▸ **EXERCISE DESCRIPTION**
Reproduce the material below verbatim, starting at its first line and ending at the line that contains "570, 1009, 581]".

▸ **AVAILABLE RECORDS**
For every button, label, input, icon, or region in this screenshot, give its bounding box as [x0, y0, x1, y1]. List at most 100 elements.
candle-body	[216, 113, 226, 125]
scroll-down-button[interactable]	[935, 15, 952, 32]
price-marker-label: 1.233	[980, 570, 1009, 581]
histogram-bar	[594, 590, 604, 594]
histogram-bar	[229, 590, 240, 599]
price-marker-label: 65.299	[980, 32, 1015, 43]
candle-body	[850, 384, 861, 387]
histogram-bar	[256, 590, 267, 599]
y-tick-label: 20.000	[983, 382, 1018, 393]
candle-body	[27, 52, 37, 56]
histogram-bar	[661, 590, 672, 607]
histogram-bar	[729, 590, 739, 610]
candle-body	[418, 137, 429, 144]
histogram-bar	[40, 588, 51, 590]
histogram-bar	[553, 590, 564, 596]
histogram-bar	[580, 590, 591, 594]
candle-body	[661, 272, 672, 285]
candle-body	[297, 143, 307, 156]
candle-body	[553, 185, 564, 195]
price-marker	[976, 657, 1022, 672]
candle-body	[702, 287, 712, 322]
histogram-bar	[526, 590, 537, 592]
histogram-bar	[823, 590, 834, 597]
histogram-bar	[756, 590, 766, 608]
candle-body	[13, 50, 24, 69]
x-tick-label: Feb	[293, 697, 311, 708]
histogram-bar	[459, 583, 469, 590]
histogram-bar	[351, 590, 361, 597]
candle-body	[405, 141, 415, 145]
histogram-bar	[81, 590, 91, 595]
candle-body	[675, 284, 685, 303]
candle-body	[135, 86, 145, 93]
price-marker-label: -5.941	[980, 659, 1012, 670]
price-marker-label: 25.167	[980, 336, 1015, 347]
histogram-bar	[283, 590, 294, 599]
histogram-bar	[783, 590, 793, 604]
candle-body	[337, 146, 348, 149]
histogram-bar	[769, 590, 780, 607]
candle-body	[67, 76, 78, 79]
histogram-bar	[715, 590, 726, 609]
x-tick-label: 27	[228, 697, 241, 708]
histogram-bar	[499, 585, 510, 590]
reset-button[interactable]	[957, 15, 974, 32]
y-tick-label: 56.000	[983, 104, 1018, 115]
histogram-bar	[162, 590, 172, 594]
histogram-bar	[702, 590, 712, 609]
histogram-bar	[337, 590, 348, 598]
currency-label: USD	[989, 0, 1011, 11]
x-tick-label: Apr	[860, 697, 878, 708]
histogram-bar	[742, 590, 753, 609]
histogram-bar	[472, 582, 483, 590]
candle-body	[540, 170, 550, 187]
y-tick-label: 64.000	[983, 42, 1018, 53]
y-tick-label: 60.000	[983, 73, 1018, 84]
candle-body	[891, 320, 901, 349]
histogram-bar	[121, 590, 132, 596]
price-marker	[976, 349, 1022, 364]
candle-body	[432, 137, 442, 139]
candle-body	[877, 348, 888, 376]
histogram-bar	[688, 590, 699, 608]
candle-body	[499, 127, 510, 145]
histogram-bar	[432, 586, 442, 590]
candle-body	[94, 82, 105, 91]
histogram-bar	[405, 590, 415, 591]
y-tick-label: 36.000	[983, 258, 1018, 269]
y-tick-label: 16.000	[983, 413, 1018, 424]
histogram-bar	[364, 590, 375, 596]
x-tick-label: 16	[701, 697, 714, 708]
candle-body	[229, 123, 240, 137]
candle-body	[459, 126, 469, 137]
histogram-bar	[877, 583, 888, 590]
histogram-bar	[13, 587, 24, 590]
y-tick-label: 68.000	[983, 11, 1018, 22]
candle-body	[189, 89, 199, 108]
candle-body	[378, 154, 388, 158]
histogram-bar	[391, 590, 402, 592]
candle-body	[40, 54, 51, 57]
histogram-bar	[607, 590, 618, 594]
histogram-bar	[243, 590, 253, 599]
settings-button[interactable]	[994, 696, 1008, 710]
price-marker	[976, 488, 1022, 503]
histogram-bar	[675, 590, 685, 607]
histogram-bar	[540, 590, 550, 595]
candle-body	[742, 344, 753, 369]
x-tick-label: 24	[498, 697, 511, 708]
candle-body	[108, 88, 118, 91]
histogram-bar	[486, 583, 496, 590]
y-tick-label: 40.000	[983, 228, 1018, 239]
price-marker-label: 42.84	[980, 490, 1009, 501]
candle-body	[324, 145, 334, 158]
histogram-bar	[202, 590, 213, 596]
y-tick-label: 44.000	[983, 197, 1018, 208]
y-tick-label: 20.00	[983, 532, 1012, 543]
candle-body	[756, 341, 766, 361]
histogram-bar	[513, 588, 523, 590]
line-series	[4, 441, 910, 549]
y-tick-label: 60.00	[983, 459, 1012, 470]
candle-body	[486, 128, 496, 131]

▸ **THE OUTPUT**
For every button, label, input, icon, or region in this screenshot, give its bounding box as [x0, y0, x1, y1]. List at most 100 elements.
candle-body	[216, 113, 226, 125]
scroll-down-button[interactable]	[935, 15, 952, 32]
price-marker-label: 1.233	[980, 570, 1009, 581]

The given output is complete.